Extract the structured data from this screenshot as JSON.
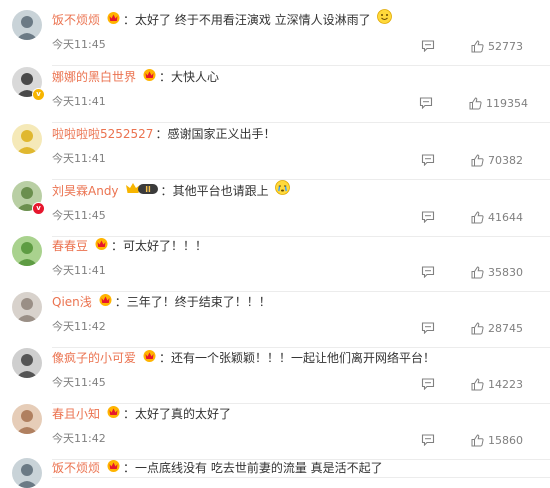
{
  "comments": [
    {
      "username": "饭不烦烦",
      "text": "太好了 终于不用看汪演戏 立深情人设淋雨了",
      "emoji": "smile",
      "time": "今天11:45",
      "likes": "52773",
      "avatar_color": "#6b7a85",
      "avatar_bg": "#c9d3d8",
      "verified": "none",
      "badge": "crown"
    },
    {
      "username": "娜娜的黑白世界",
      "text": "大快人心",
      "emoji": "",
      "time": "今天11:41",
      "likes": "119354",
      "avatar_color": "#4a4a4a",
      "avatar_bg": "#d9d9d9",
      "verified": "gold",
      "badge": "crown"
    },
    {
      "username": "啦啦啦啦5252527",
      "text": "感谢国家正义出手！",
      "emoji": "",
      "time": "今天11:41",
      "likes": "70382",
      "avatar_color": "#e0b830",
      "avatar_bg": "#f5e9b8",
      "verified": "none",
      "badge": "none"
    },
    {
      "username": "刘昊霖Andy",
      "text": "其他平台也请跟上",
      "emoji": "cry",
      "time": "今天11:45",
      "likes": "41644",
      "avatar_color": "#6b8f4e",
      "avatar_bg": "#b9cfa4",
      "verified": "red",
      "badge": "vip"
    },
    {
      "username": "春春豆",
      "text": "可太好了！！！",
      "emoji": "",
      "time": "今天11:41",
      "likes": "35830",
      "avatar_color": "#5e9c43",
      "avatar_bg": "#a9d28e",
      "verified": "none",
      "badge": "crown"
    },
    {
      "username": "Qien浅",
      "text": "三年了！终于结束了！！！",
      "emoji": "",
      "time": "今天11:42",
      "likes": "28745",
      "avatar_color": "#9a8f86",
      "avatar_bg": "#d8d2cc",
      "verified": "none",
      "badge": "crown"
    },
    {
      "username": "像疯子的小可爱",
      "text": "还有一个张颖颖！！！一起让他们离开网络平台！",
      "emoji": "",
      "time": "今天11:45",
      "likes": "14223",
      "avatar_color": "#555555",
      "avatar_bg": "#cfcfcf",
      "verified": "none",
      "badge": "crown"
    },
    {
      "username": "春且小知",
      "text": "太好了真的太好了",
      "emoji": "",
      "time": "今天11:42",
      "likes": "15860",
      "avatar_color": "#b08060",
      "avatar_bg": "#e6cdb8",
      "verified": "none",
      "badge": "crown"
    },
    {
      "username": "饭不烦烦",
      "text": "一点底线没有 吃去世前妻的流量 真是活不起了",
      "emoji": "",
      "time": "",
      "likes": "",
      "avatar_color": "#6b7a85",
      "avatar_bg": "#c9d3d8",
      "verified": "none",
      "badge": "crown"
    }
  ],
  "colors": {
    "username": "#eb7350",
    "meta": "#808080",
    "text": "#333333"
  },
  "icons": {
    "comment": "comment-icon",
    "like": "thumbs-up-icon",
    "crown": "crown-badge-icon",
    "vip": "vip-badge-icon"
  }
}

* * *

## Goal of the exercise
Look through the entries above and list every line containing "username".

## Written reply
      "username": "饭不烦烦",
      "username": "娜娜的黑白世界",
      "username": "啦啦啦啦5252527",
      "username": "刘昊霖Andy",
      "username": "春春豆",
      "username": "Qien浅",
      "username": "像疯子的小可爱",
      "username": "春且小知",
      "username": "饭不烦烦",
    "username": "#eb7350",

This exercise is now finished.